__Set exercise__
Write the number of lines holding the word "고객센터로", and nothing else.

------------

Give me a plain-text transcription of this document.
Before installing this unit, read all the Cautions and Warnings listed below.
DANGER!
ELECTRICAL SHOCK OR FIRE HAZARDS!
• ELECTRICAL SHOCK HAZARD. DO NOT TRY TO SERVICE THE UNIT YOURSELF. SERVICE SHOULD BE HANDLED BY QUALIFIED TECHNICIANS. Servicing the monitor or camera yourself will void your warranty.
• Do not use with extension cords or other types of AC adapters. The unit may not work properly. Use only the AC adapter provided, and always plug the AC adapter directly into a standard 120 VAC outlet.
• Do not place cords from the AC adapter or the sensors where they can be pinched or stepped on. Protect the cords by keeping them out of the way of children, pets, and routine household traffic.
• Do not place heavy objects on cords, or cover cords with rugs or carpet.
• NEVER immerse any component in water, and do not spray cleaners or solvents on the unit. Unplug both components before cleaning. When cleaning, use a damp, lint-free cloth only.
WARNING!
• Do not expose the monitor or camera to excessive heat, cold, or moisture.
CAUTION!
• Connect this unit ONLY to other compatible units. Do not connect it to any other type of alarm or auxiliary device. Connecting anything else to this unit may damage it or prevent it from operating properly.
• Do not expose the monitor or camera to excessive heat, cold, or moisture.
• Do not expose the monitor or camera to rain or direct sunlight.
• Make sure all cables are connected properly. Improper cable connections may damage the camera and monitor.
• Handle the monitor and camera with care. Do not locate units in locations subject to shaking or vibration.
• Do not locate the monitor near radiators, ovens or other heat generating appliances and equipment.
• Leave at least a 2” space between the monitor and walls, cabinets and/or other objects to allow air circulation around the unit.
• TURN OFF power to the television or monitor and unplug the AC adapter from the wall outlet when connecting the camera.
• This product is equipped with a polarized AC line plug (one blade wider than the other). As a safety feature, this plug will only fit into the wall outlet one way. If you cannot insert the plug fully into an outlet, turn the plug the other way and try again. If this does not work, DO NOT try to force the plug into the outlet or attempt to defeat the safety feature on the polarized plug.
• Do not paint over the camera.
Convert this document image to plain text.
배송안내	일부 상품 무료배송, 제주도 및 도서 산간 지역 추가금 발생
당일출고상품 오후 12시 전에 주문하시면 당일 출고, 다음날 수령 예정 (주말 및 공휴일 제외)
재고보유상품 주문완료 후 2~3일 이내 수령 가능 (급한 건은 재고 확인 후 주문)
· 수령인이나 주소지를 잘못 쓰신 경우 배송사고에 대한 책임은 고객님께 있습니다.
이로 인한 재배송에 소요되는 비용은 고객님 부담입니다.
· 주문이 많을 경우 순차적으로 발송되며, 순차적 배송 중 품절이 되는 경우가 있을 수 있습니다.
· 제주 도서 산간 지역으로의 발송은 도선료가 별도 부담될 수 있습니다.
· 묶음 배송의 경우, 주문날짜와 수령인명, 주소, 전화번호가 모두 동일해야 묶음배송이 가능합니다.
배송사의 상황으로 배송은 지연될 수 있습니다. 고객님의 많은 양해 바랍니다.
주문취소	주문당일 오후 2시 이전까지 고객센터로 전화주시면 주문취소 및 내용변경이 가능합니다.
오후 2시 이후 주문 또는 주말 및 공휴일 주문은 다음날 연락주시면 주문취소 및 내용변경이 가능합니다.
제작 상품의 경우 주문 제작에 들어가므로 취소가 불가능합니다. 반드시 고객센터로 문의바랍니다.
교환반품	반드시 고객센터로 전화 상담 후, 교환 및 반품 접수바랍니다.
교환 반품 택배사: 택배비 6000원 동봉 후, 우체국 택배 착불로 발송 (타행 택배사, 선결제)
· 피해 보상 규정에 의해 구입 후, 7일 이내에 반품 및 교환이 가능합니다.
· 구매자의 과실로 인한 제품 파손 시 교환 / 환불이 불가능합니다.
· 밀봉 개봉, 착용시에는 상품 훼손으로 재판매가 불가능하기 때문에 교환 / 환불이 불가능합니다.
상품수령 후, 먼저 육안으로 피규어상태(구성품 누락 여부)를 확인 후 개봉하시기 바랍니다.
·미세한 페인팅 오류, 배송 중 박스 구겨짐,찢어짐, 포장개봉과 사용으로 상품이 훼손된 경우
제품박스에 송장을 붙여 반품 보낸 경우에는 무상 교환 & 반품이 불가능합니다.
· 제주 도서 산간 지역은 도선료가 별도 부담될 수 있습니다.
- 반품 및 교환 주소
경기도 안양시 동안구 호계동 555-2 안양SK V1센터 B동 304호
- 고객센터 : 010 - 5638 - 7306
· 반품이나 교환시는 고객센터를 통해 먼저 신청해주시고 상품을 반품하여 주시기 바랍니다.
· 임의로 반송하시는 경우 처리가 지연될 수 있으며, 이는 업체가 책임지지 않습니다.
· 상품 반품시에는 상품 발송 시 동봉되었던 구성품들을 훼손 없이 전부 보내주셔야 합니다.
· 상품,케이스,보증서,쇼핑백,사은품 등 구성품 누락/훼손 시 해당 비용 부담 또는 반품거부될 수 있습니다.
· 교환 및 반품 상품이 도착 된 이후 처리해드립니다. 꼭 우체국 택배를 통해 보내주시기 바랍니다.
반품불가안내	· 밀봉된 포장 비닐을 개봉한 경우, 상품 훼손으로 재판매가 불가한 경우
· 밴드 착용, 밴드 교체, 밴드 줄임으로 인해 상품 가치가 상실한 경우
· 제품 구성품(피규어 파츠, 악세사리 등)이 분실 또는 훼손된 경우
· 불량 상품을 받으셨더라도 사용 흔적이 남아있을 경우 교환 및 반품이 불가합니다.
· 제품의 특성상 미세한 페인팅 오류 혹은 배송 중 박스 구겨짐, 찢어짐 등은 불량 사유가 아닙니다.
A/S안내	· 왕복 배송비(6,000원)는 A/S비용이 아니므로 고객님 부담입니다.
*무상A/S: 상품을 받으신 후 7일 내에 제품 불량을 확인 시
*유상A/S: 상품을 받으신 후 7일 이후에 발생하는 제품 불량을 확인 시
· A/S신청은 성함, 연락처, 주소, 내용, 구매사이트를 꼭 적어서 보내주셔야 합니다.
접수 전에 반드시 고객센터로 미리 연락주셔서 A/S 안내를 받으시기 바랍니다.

------------

__Full solution__
4